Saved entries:
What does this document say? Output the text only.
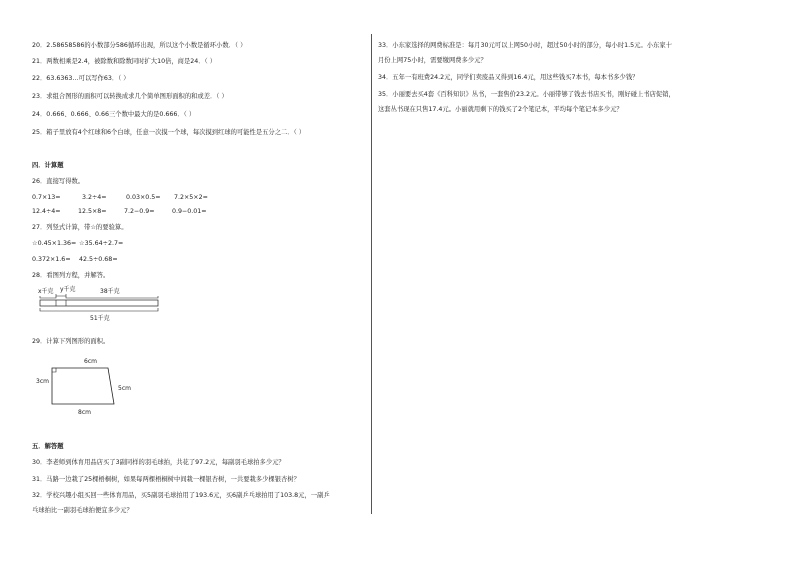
20．2.58658586的小数部分586循环出现，所以这个小数是循环小数．（ ）
21．两数相乘是2.4，被除数和除数同时扩大10倍，商是24．（ ）
22．63.6363…可以写作63．（ ）
23．求组合图形的面积可以转换成求几个简单图形面积的和或差．（ ）
24．0.666、0.666、0.66三个数中最大的是0.666．（ ）
25．箱子里放有4个红球和6个白球，任意一次摸一个球，每次摸到红球的可能性是五分之二．（ ）
四．计算题
26．直接写得数。
0.7×13=	3.2÷4=	0.03×0.5= 7.2×5×2=
12.4÷4=	12.5×8=	7.2−0.9=	0.9−0.01=
27．列竖式计算，带☆的要验算。
☆0.45×1.36= ☆35.64÷2.7=
0.372×1.6= 42.5÷0.68=
28．看图列方程，并解答。
x千克 y千克	38千克
51千克
29．计算下列图形的面积。
6cm
3cm
5cm
8cm
五．解答题
30．李老师到体育用品店买了3副同样的羽毛球拍，共花了97.2元，每副羽毛球拍多少元？
31．马路一边栽了25棵梧桐树，如果每两棵梧桐树中间栽一棵银杏树，一共要栽多少棵银杏树？
32．学校兴趣小组买回一些体育用品，买5副羽毛球拍用了193.6元，买6副乒乓球拍用了103.8元，一副乒
乓球拍比一副羽毛球拍便宜多少元？
33．小东家选择的网费标准是：每月30元可以上网50小时，超过50小时的部分，每小时1.5元。小东家十
月份上网75小时，需要缴网费多少元？
34．五年一有班费24.2元，同学们卖废品又得到16.4元，用这些钱买7本书，每本书多少钱？
35．小丽要去买4套《百科知识》丛书，一套售价23.2元。小丽带够了钱去书店买书，刚好碰上书店促销，
这套丛书现在只售17.4元。小丽就用剩下的钱买了2个笔记本，平均每个笔记本多少元？
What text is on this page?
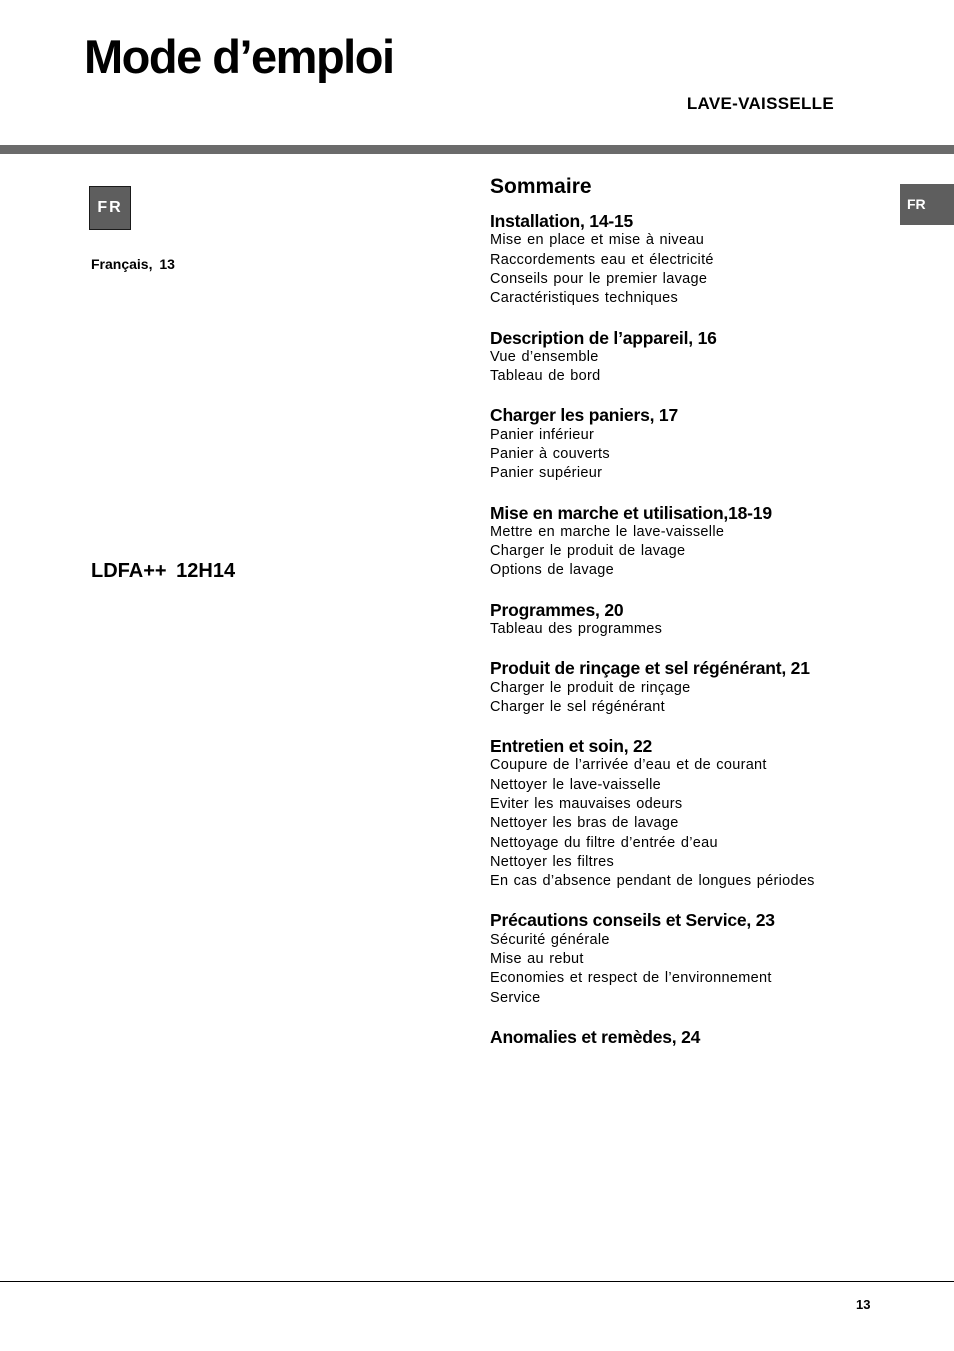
Mode d’emploi
LAVE-VAISSELLE
FR
Français, 13
LDFA++ 12H14
FR
Sommaire
Installation, 14-15
Mise en place et mise à niveau
Raccordements eau et électricité
Conseils pour le premier lavage
Caractéristiques techniques
Description de l’appareil, 16
Vue d’ensemble
Tableau de bord
Charger les paniers, 17
Panier inférieur
Panier à couverts
Panier supérieur
Mise en marche et utilisation,18-19
Mettre en marche le lave-vaisselle
Charger le produit de lavage
Options de lavage
Programmes, 20
Tableau des programmes
Produit de rinçage et sel régénérant, 21
Charger le produit de rinçage
Charger le sel régénérant
Entretien et soin, 22
Coupure de l’arrivée d’eau et de courant
Nettoyer le lave-vaisselle
Eviter les mauvaises odeurs
Nettoyer les bras de lavage
Nettoyage du filtre d’entrée d’eau
Nettoyer les filtres
En cas d’absence pendant de longues périodes
Précautions conseils et Service, 23
Sécurité générale
Mise au rebut
Economies et respect de l’environnement
Service
Anomalies et remèdes, 24
13
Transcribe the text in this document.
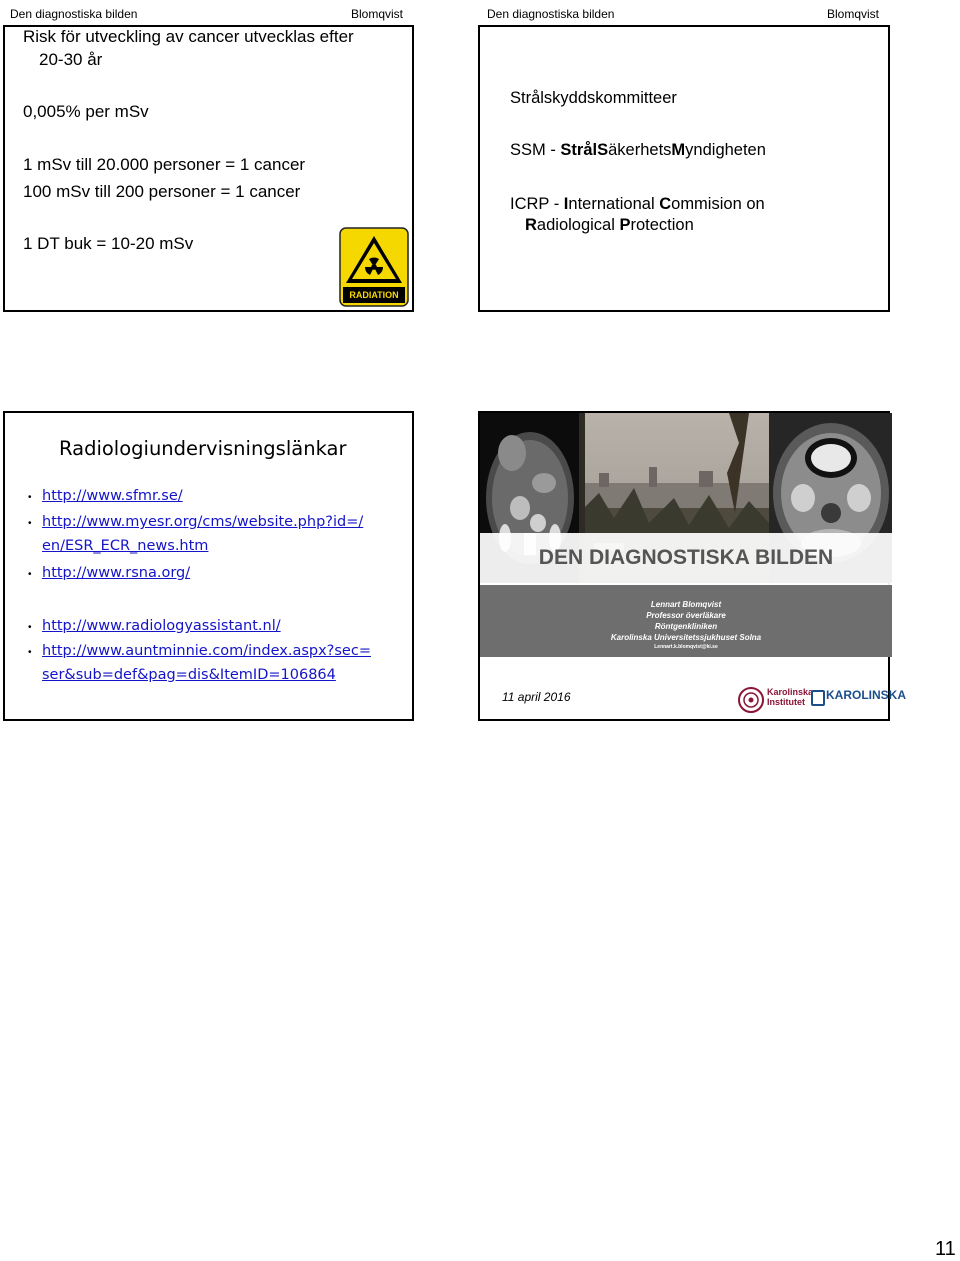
Den diagnostiska bilden	Blomqvist
Risk för utveckling av cancer utvecklas efter
20-30 år
0,005% per mSv
1 mSv till 20.000 personer = 1 cancer
100 mSv till 200 personer = 1 cancer
1 DT buk = 10-20 mSv
RADIATION
Den diagnostiska bilden	Blomqvist
Strålskyddskommitteer
SSM - StrålSäkerhetsMyndigheten
ICRP - International Commision on
Radiological Protection
Radiologiundervisningslänkar
• http://www.sfmr.se/
• http://www.myesr.org/cms/website.php?id=/
en/ESR_ECR_news.htm
• http://www.rsna.org/
• http://www.radiologyassistant.nl/
• http://www.auntminnie.com/index.aspx?sec=
ser&sub=def&pag=dis&ItemID=106864
DEN DIAGNOSTISKA BILDEN
Lennart Blomqvist
Professor överläkare
Röntgenkliniken
Karolinska Universitetssjukhuset Solna
Lennart.k.blomqvist@ki.se
11 april 2016	Karolinska Institutet KAROLINSKA
11
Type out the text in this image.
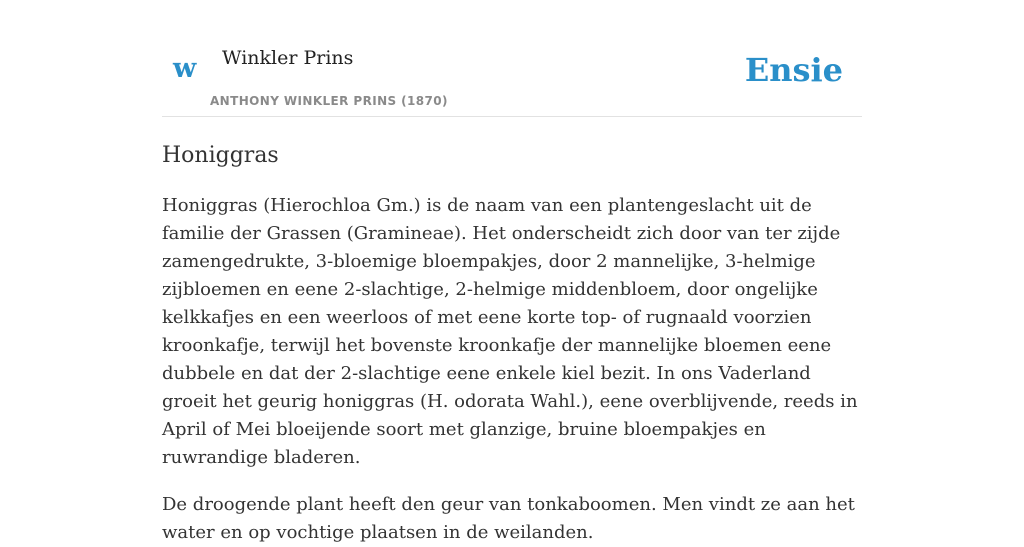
w Winkler Prins
ANTHONY WINKLER PRINS (1870)
Ensie
Honiggras

Honiggras (Hierochloa Gm.) is de naam van een plantengeslacht uit de familie der Grassen (Gramineae). Het onderscheidt zich door van ter zijde zamengedrukte, 3-bloemige bloempakjes, door 2 mannelijke, 3-helmige zijbloemen en eene 2-slachtige, 2-helmige middenbloem, door ongelijke kelkkafjes en een weerloos of met eene korte top- of rugnaald voorzien kroonkafje, terwijl het bovenste kroonkafje der mannelijke bloemen eene dubbele en dat der 2-slachtige eene enkele kiel bezit. In ons Vaderland groeit het geurig honiggras (H. odorata Wahl.), eene overblijvende, reeds in April of Mei bloeijende soort met glanzige, bruine bloempakjes en ruwrandige bladeren.

De droogende plant heeft den geur van tonkaboomen. Men vindt ze aan het water en op vochtige plaatsen in de weilanden.
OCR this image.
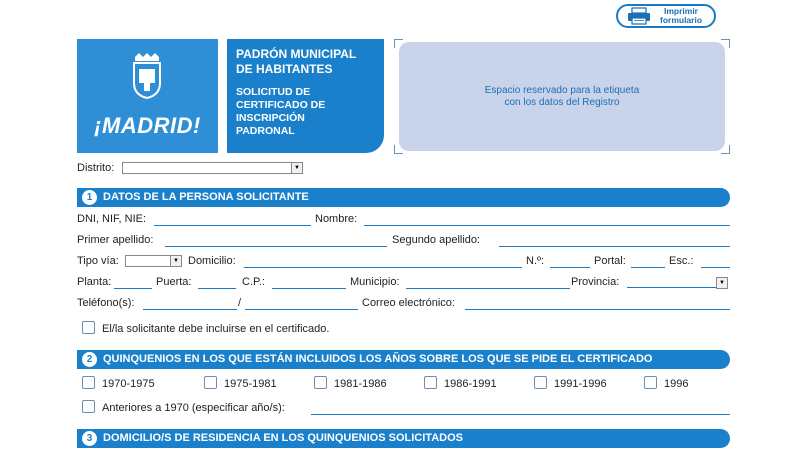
Imprimir
formulario
¡MADRID!
PADRÓN MUNICIPAL
DE HABITANTES
SOLICITUD DE
CERTIFICADO DE
INSCRIPCIÓN
PADRONAL
Espacio reservado para la etiqueta
con los datos del Registro
Distrito:	▼
1 DATOS DE LA PERSONA SOLICITANTE
DNI, NIF, NIE:	Nombre:
Primer apellido:	Segundo apellido:
Tipo vía:	▼ Domicilio:	N.º:	Portal:	Esc.:
Planta:	Puerta:	C.P.:	Municipio:	Provincia:	▼
Teléfono(s):	/	Correo electrónico:
El/la solicitante debe incluirse en el certificado.
2 QUINQUENIOS EN LOS QUE ESTÁN INCLUIDOS LOS AÑOS SOBRE LOS QUE SE PIDE EL CERTIFICADO
1970-1975	1975-1981	1981-1986	1986-1991	1991-1996	1996
Anteriores a 1970 (especificar año/s):
3 DOMICILIO/S DE RESIDENCIA EN LOS QUINQUENIOS SOLICITADOS
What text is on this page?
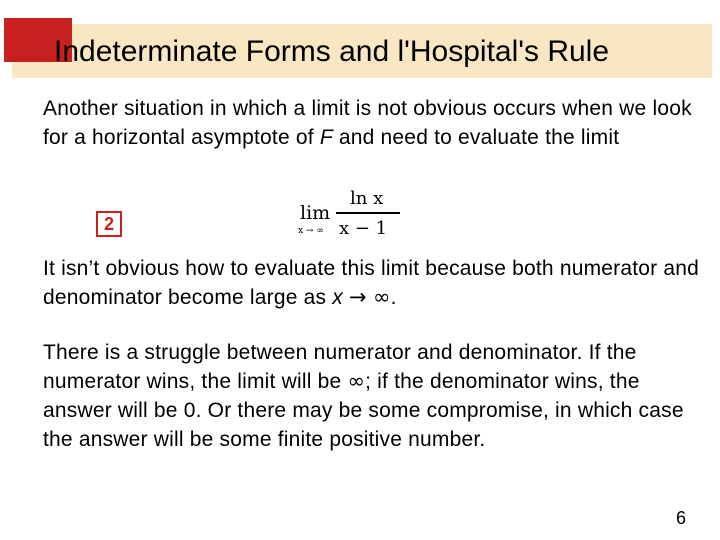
Indeterminate Forms and l'Hospital's Rule
Another situation in which a limit is not obvious occurs when we look for a horizontal asymptote of F and need to evaluate the limit
2	lim
x → ∞
ln x
x − 1
It isn’t obvious how to evaluate this limit because both numerator and denominator become large as x → ∞.
There is a struggle between numerator and denominator. If the numerator wins, the limit will be ∞; if the denominator wins, the answer will be 0. Or there may be some compromise, in which case the answer will be some finite positive number.
6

Given instruction
Omit the pictures, then quote the rest of the material above exactly.

Full response
What does this document say? Output the text only.
20．2.58658586的小数部分586循环出现，所以这个小数是循环小数．（ ）
21．两数相乘是2.4，被除数和除数同时扩大10倍，商是24．（ ）
22．63.6363…可以写作63．（ ）
23．求组合图形的面积可以转换成求几个简单图形面积的和或差．（ ）
24．0.666、0.666、0.66三个数中最大的是0.666．（ ）
25．箱子里放有4个红球和6个白球，任意一次摸一个球，每次摸到红球的可能性是五分之二．（ ）
四．计算题
26．直接写得数。
0.7×13=	3.2÷4=	0.03×0.5= 7.2×5×2=
12.4÷4=	12.5×8=	7.2−0.9=	0.9−0.01=
27．列竖式计算，带☆的要验算。
☆0.45×1.36= ☆35.64÷2.7=
0.372×1.6= 42.5÷0.68=
28．看图列方程，并解答。
x千克 y千克	38千克
51千克
29．计算下列图形的面积。
6cm
3cm
5cm
8cm
五．解答题
30．李老师到体育用品店买了3副同样的羽毛球拍，共花了97.2元，每副羽毛球拍多少元？
31．马路一边栽了25棵梧桐树，如果每两棵梧桐树中间栽一棵银杏树，一共要栽多少棵银杏树？
32．学校兴趣小组买回一些体育用品，买5副羽毛球拍用了193.6元，买6副乒乓球拍用了103.8元，一副乒
乓球拍比一副羽毛球拍便宜多少元？
33．小东家选择的网费标准是：每月30元可以上网50小时，超过50小时的部分，每小时1.5元。小东家十
月份上网75小时，需要缴网费多少元？
34．五年一有班费24.2元，同学们卖废品又得到16.4元，用这些钱买7本书，每本书多少钱？
35．小丽要去买4套《百科知识》丛书，一套售价23.2元。小丽带够了钱去书店买书，刚好碰上书店促销，
这套丛书现在只售17.4元。小丽就用剩下的钱买了2个笔记本，平均每个笔记本多少元？
What text is on this page?
Mode d’emploi
LAVE-VAISSELLE
FR
Français, 13
LDFA++ 12H14
FR
Sommaire
Installation, 14-15
Mise en place et mise à niveau
Raccordements eau et électricité
Conseils pour le premier lavage
Caractéristiques techniques
Description de l’appareil, 16
Vue d’ensemble
Tableau de bord
Charger les paniers, 17
Panier inférieur
Panier à couverts
Panier supérieur
Mise en marche et utilisation,18-19
Mettre en marche le lave-vaisselle
Charger le produit de lavage
Options de lavage
Programmes, 20
Tableau des programmes
Produit de rinçage et sel régénérant, 21
Charger le produit de rinçage
Charger le sel régénérant
Entretien et soin, 22
Coupure de l’arrivée d’eau et de courant
Nettoyer le lave-vaisselle
Eviter les mauvaises odeurs
Nettoyer les bras de lavage
Nettoyage du filtre d’entrée d’eau
Nettoyer les filtres
En cas d’absence pendant de longues périodes
Précautions conseils et Service, 23
Sécurité générale
Mise au rebut
Economies et respect de l’environnement
Service
Anomalies et remèdes, 24
13
Transcribe the text in this document.
Den diagnostiska bilden	Blomqvist
Risk för utveckling av cancer utvecklas efter
20-30 år
0,005% per mSv
1 mSv till 20.000 personer = 1 cancer
100 mSv till 200 personer = 1 cancer
1 DT buk = 10-20 mSv
RADIATION
Den diagnostiska bilden	Blomqvist
Strålskyddskommitteer
SSM - StrålSäkerhetsMyndigheten
ICRP - International Commision on
Radiological Protection
Radiologiundervisningslänkar
• http://www.sfmr.se/
• http://www.myesr.org/cms/website.php?id=/
en/ESR_ECR_news.htm
• http://www.rsna.org/
• http://www.radiologyassistant.nl/
• http://www.auntminnie.com/index.aspx?sec=
ser&sub=def&pag=dis&ItemID=106864
DEN DIAGNOSTISKA BILDEN
Lennart Blomqvist
Professor överläkare
Röntgenkliniken
Karolinska Universitetssjukhuset Solna
Lennart.k.blomqvist@ki.se
11 april 2016	Karolinska Institutet KAROLINSKA
11
Type out the text in this image.
w Winkler Prins
ANTHONY WINKLER PRINS (1870)
Ensie
Honiggras

Honiggras (Hierochloa Gm.) is de naam van een plantengeslacht uit de familie der Grassen (Gramineae). Het onderscheidt zich door van ter zijde zamengedrukte, 3-bloemige bloempakjes, door 2 mannelijke, 3-helmige zijbloemen en eene 2-slachtige, 2-helmige middenbloem, door ongelijke kelkkafjes en een weerloos of met eene korte top- of rugnaald voorzien kroonkafje, terwijl het bovenste kroonkafje der mannelijke bloemen eene dubbele en dat der 2-slachtige eene enkele kiel bezit. In ons Vaderland groeit het geurig honiggras (H. odorata Wahl.), eene overblijvende, reeds in April of Mei bloeijende soort met glanzige, bruine bloempakjes en ruwrandige bladeren.

De droogende plant heeft den geur van tonkaboomen. Men vindt ze aan het water en op vochtige plaatsen in de weilanden.
OCR this image.
Imprimir
formulario
¡MADRID!
PADRÓN MUNICIPAL
DE HABITANTES
SOLICITUD DE
CERTIFICADO DE
INSCRIPCIÓN
PADRONAL
Espacio reservado para la etiqueta
con los datos del Registro
Distrito:	▼
1 DATOS DE LA PERSONA SOLICITANTE
DNI, NIF, NIE:	Nombre:
Primer apellido:	Segundo apellido:
Tipo vía:	▼ Domicilio:	N.º:	Portal:	Esc.:
Planta:	Puerta:	C.P.:	Municipio:	Provincia:	▼
Teléfono(s):	/	Correo electrónico:
El/la solicitante debe incluirse en el certificado.
2 QUINQUENIOS EN LOS QUE ESTÁN INCLUIDOS LOS AÑOS SOBRE LOS QUE SE PIDE EL CERTIFICADO
1970-1975	1975-1981	1981-1986	1986-1991	1991-1996	1996
Anteriores a 1970 (especificar año/s):
3 DOMICILIO/S DE RESIDENCIA EN LOS QUINQUENIOS SOLICITADOS
What text is on this page?
Indeterminate Forms and l'Hospital's Rule
Another situation in which a limit is not obvious occurs when we look for a horizontal asymptote of F and need to evaluate the limit
2	lim
x → ∞
ln x
x − 1
It isn’t obvious how to evaluate this limit because both numerator and denominator become large as x → ∞.
There is a struggle between numerator and denominator. If the numerator wins, the limit will be ∞; if the denominator wins, the answer will be 0. Or there may be some compromise, in which case the answer will be some finite positive number.
6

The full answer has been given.